To be done: Every record must be repeated exactly; omit any pictures they contain.

Input data:
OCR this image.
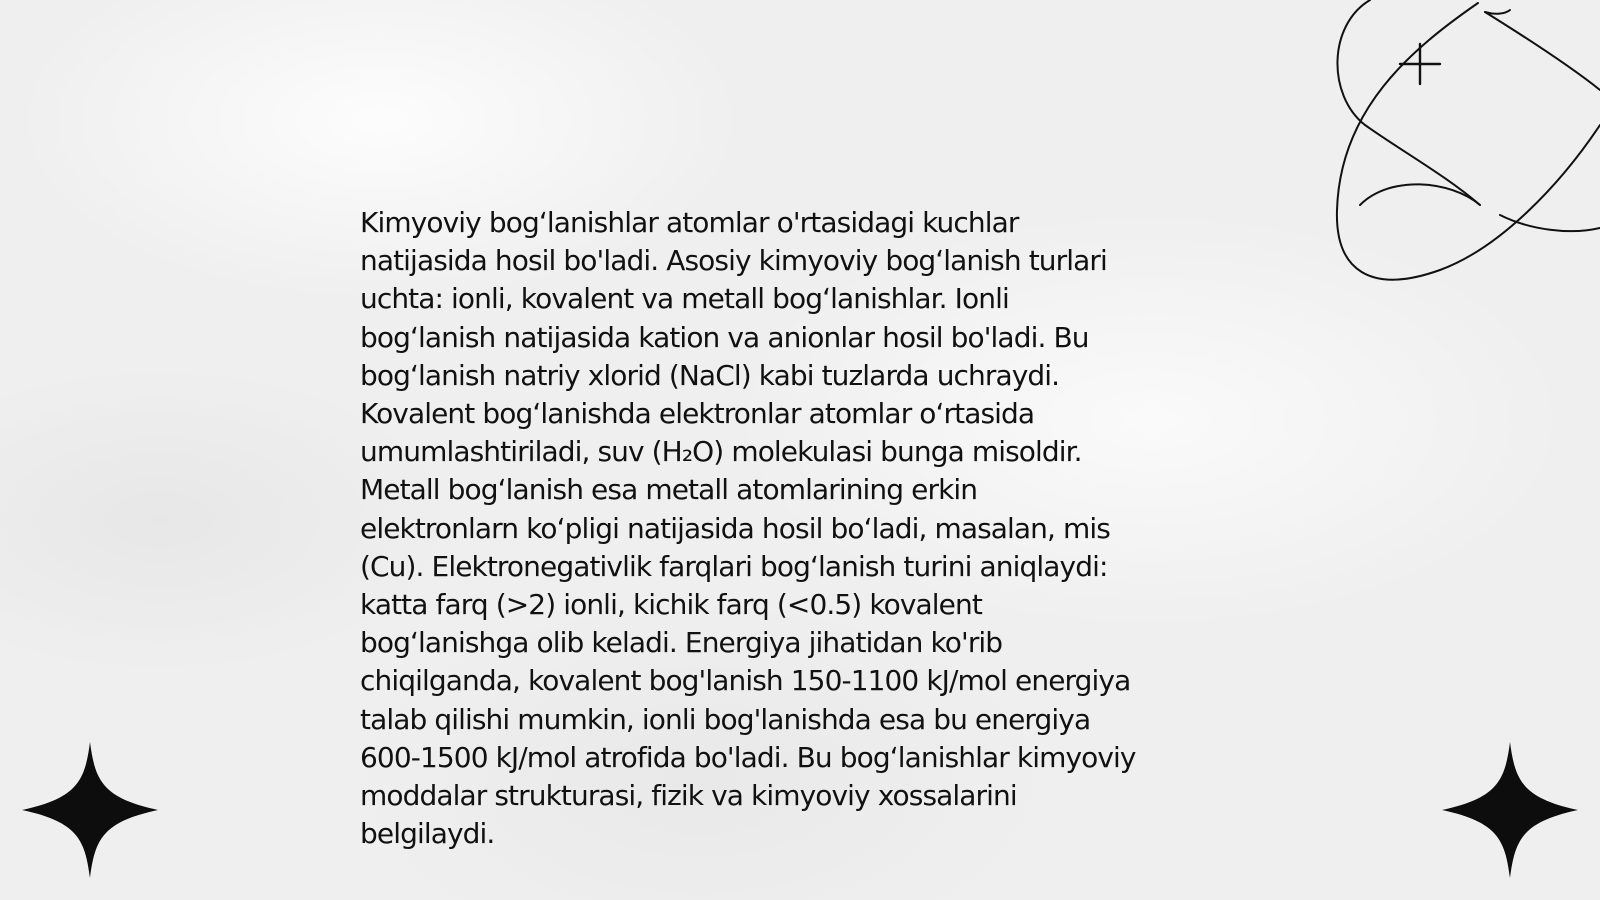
Kimyoviy bogʻlanishlar atomlar o'rtasidagi kuchlar
natijasida hosil bo'ladi. Asosiy kimyoviy bogʻlanish turlari
uchta: ionli, kovalent va metall bogʻlanishlar. Ionli
bogʻlanish natijasida kation va anionlar hosil bo'ladi. Bu
bogʻlanish natriy xlorid (NaCl) kabi tuzlarda uchraydi.
Kovalent bogʻlanishda elektronlar atomlar oʻrtasida
umumlashtiriladi, suv (H₂O) molekulasi bunga misoldir.
Metall bogʻlanish esa metall atomlarining erkin
elektronlarn koʻpligi natijasida hosil boʻladi, masalan, mis
(Cu). Elektronegativlik farqlari bogʻlanish turini aniqlaydi:
katta farq (>2) ionli, kichik farq (<0.5) kovalent
bogʻlanishga olib keladi. Energiya jihatidan ko'rib
chiqilganda, kovalent bog'lanish 150-1100 kJ/mol energiya
talab qilishi mumkin, ionli bog'lanishda esa bu energiya
600-1500 kJ/mol atrofida bo'ladi. Bu bogʻlanishlar kimyoviy
moddalar strukturasi, fizik va kimyoviy xossalarini
belgilaydi.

Full response:
OCR this image.
Kimyoviy bogʻlanishlar atomlar o'rtasidagi kuchlar
natijasida hosil bo'ladi. Asosiy kimyoviy bogʻlanish turlari
uchta: ionli, kovalent va metall bogʻlanishlar. Ionli
bogʻlanish natijasida kation va anionlar hosil bo'ladi. Bu
bogʻlanish natriy xlorid (NaCl) kabi tuzlarda uchraydi.
Kovalent bogʻlanishda elektronlar atomlar oʻrtasida
umumlashtiriladi, suv (H₂O) molekulasi bunga misoldir.
Metall bogʻlanish esa metall atomlarining erkin
elektronlarn koʻpligi natijasida hosil boʻladi, masalan, mis
(Cu). Elektronegativlik farqlari bogʻlanish turini aniqlaydi:
katta farq (>2) ionli, kichik farq (<0.5) kovalent
bogʻlanishga olib keladi. Energiya jihatidan ko'rib
chiqilganda, kovalent bog'lanish 150-1100 kJ/mol energiya
talab qilishi mumkin, ionli bog'lanishda esa bu energiya
600-1500 kJ/mol atrofida bo'ladi. Bu bogʻlanishlar kimyoviy
moddalar strukturasi, fizik va kimyoviy xossalarini
belgilaydi.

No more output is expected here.